__EXCERPTED RECORDS__.
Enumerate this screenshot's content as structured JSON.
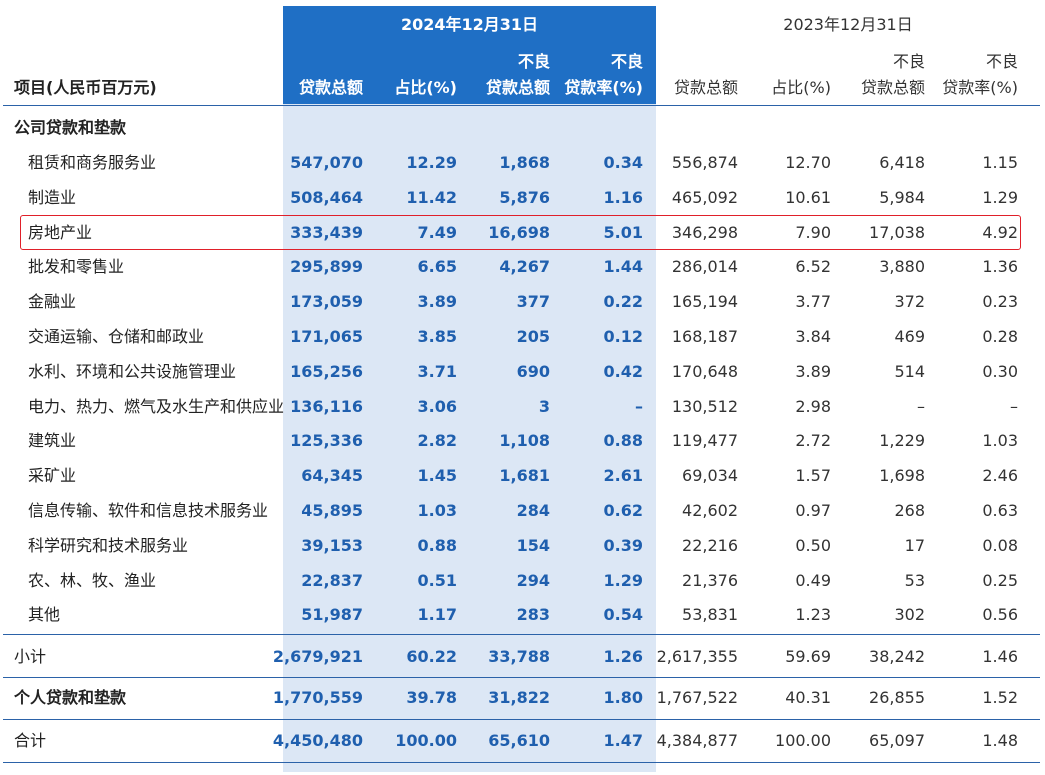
{
  "header": {
    "item_label": "项目(人民币百万元)",
    "year_2024": "2024年12月31日",
    "year_2023": "2023年12月31日",
    "col_loans": "贷款总额",
    "col_share": "占比(%)",
    "col_npl_top": "不良",
    "col_npl_bottom": "贷款总额",
    "col_rate_top": "不良",
    "col_rate_bottom": "贷款率(%)"
  },
  "section_corporate": "公司贷款和垫款",
  "rows": [
    {
      "label": "租赁和商务服务业",
      "v": [
        "547,070",
        "12.29",
        "1,868",
        "0.34",
        "556,874",
        "12.70",
        "6,418",
        "1.15"
      ]
    },
    {
      "label": "制造业",
      "v": [
        "508,464",
        "11.42",
        "5,876",
        "1.16",
        "465,092",
        "10.61",
        "5,984",
        "1.29"
      ]
    },
    {
      "label": "房地产业",
      "v": [
        "333,439",
        "7.49",
        "16,698",
        "5.01",
        "346,298",
        "7.90",
        "17,038",
        "4.92"
      ]
    },
    {
      "label": "批发和零售业",
      "v": [
        "295,899",
        "6.65",
        "4,267",
        "1.44",
        "286,014",
        "6.52",
        "3,880",
        "1.36"
      ]
    },
    {
      "label": "金融业",
      "v": [
        "173,059",
        "3.89",
        "377",
        "0.22",
        "165,194",
        "3.77",
        "372",
        "0.23"
      ]
    },
    {
      "label": "交通运输、仓储和邮政业",
      "v": [
        "171,065",
        "3.85",
        "205",
        "0.12",
        "168,187",
        "3.84",
        "469",
        "0.28"
      ]
    },
    {
      "label": "水利、环境和公共设施管理业",
      "v": [
        "165,256",
        "3.71",
        "690",
        "0.42",
        "170,648",
        "3.89",
        "514",
        "0.30"
      ]
    },
    {
      "label": "电力、热力、燃气及水生产和供应业",
      "v": [
        "136,116",
        "3.06",
        "3",
        "–",
        "130,512",
        "2.98",
        "–",
        "–"
      ]
    },
    {
      "label": "建筑业",
      "v": [
        "125,336",
        "2.82",
        "1,108",
        "0.88",
        "119,477",
        "2.72",
        "1,229",
        "1.03"
      ]
    },
    {
      "label": "采矿业",
      "v": [
        "64,345",
        "1.45",
        "1,681",
        "2.61",
        "69,034",
        "1.57",
        "1,698",
        "2.46"
      ]
    },
    {
      "label": "信息传输、软件和信息技术服务业",
      "v": [
        "45,895",
        "1.03",
        "284",
        "0.62",
        "42,602",
        "0.97",
        "268",
        "0.63"
      ]
    },
    {
      "label": "科学研究和技术服务业",
      "v": [
        "39,153",
        "0.88",
        "154",
        "0.39",
        "22,216",
        "0.50",
        "17",
        "0.08"
      ]
    },
    {
      "label": "农、林、牧、渔业",
      "v": [
        "22,837",
        "0.51",
        "294",
        "1.29",
        "21,376",
        "0.49",
        "53",
        "0.25"
      ]
    },
    {
      "label": "其他",
      "v": [
        "51,987",
        "1.17",
        "283",
        "0.54",
        "53,831",
        "1.23",
        "302",
        "0.56"
      ]
    }
  ],
  "subtotal": {
    "label": "小计",
    "v": [
      "2,679,921",
      "60.22",
      "33,788",
      "1.26",
      "2,617,355",
      "59.69",
      "38,242",
      "1.46"
    ]
  },
  "personal": {
    "label": "个人贷款和垫款",
    "v": [
      "1,770,559",
      "39.78",
      "31,822",
      "1.80",
      "1,767,522",
      "40.31",
      "26,855",
      "1.52"
    ]
  },
  "total": {
    "label": "合计",
    "v": [
      "4,450,480",
      "100.00",
      "65,610",
      "1.47",
      "4,384,877",
      "100.00",
      "65,097",
      "1.48"
    ]
  },
  "colors": {
    "accent": "#1f6fc5",
    "shade": "#dce7f5",
    "highlight": "#e0202a"
  }
}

__WORK TO BE COMPLETED__. Write every record out again exactly; no pictures belong in the copy.

__WRITTEN RESPONSE__.
Enumerate this screenshot's content as structured JSON.
{
  "header": {
    "item_label": "项目(人民币百万元)",
    "year_2024": "2024年12月31日",
    "year_2023": "2023年12月31日",
    "col_loans": "贷款总额",
    "col_share": "占比(%)",
    "col_npl_top": "不良",
    "col_npl_bottom": "贷款总额",
    "col_rate_top": "不良",
    "col_rate_bottom": "贷款率(%)"
  },
  "section_corporate": "公司贷款和垫款",
  "rows": [
    {
      "label": "租赁和商务服务业",
      "v": [
        "547,070",
        "12.29",
        "1,868",
        "0.34",
        "556,874",
        "12.70",
        "6,418",
        "1.15"
      ]
    },
    {
      "label": "制造业",
      "v": [
        "508,464",
        "11.42",
        "5,876",
        "1.16",
        "465,092",
        "10.61",
        "5,984",
        "1.29"
      ]
    },
    {
      "label": "房地产业",
      "v": [
        "333,439",
        "7.49",
        "16,698",
        "5.01",
        "346,298",
        "7.90",
        "17,038",
        "4.92"
      ]
    },
    {
      "label": "批发和零售业",
      "v": [
        "295,899",
        "6.65",
        "4,267",
        "1.44",
        "286,014",
        "6.52",
        "3,880",
        "1.36"
      ]
    },
    {
      "label": "金融业",
      "v": [
        "173,059",
        "3.89",
        "377",
        "0.22",
        "165,194",
        "3.77",
        "372",
        "0.23"
      ]
    },
    {
      "label": "交通运输、仓储和邮政业",
      "v": [
        "171,065",
        "3.85",
        "205",
        "0.12",
        "168,187",
        "3.84",
        "469",
        "0.28"
      ]
    },
    {
      "label": "水利、环境和公共设施管理业",
      "v": [
        "165,256",
        "3.71",
        "690",
        "0.42",
        "170,648",
        "3.89",
        "514",
        "0.30"
      ]
    },
    {
      "label": "电力、热力、燃气及水生产和供应业",
      "v": [
        "136,116",
        "3.06",
        "3",
        "–",
        "130,512",
        "2.98",
        "–",
        "–"
      ]
    },
    {
      "label": "建筑业",
      "v": [
        "125,336",
        "2.82",
        "1,108",
        "0.88",
        "119,477",
        "2.72",
        "1,229",
        "1.03"
      ]
    },
    {
      "label": "采矿业",
      "v": [
        "64,345",
        "1.45",
        "1,681",
        "2.61",
        "69,034",
        "1.57",
        "1,698",
        "2.46"
      ]
    },
    {
      "label": "信息传输、软件和信息技术服务业",
      "v": [
        "45,895",
        "1.03",
        "284",
        "0.62",
        "42,602",
        "0.97",
        "268",
        "0.63"
      ]
    },
    {
      "label": "科学研究和技术服务业",
      "v": [
        "39,153",
        "0.88",
        "154",
        "0.39",
        "22,216",
        "0.50",
        "17",
        "0.08"
      ]
    },
    {
      "label": "农、林、牧、渔业",
      "v": [
        "22,837",
        "0.51",
        "294",
        "1.29",
        "21,376",
        "0.49",
        "53",
        "0.25"
      ]
    },
    {
      "label": "其他",
      "v": [
        "51,987",
        "1.17",
        "283",
        "0.54",
        "53,831",
        "1.23",
        "302",
        "0.56"
      ]
    }
  ],
  "subtotal": {
    "label": "小计",
    "v": [
      "2,679,921",
      "60.22",
      "33,788",
      "1.26",
      "2,617,355",
      "59.69",
      "38,242",
      "1.46"
    ]
  },
  "personal": {
    "label": "个人贷款和垫款",
    "v": [
      "1,770,559",
      "39.78",
      "31,822",
      "1.80",
      "1,767,522",
      "40.31",
      "26,855",
      "1.52"
    ]
  },
  "total": {
    "label": "合计",
    "v": [
      "4,450,480",
      "100.00",
      "65,610",
      "1.47",
      "4,384,877",
      "100.00",
      "65,097",
      "1.48"
    ]
  },
  "colors": {
    "accent": "#1f6fc5",
    "shade": "#dce7f5",
    "highlight": "#e0202a"
  }
}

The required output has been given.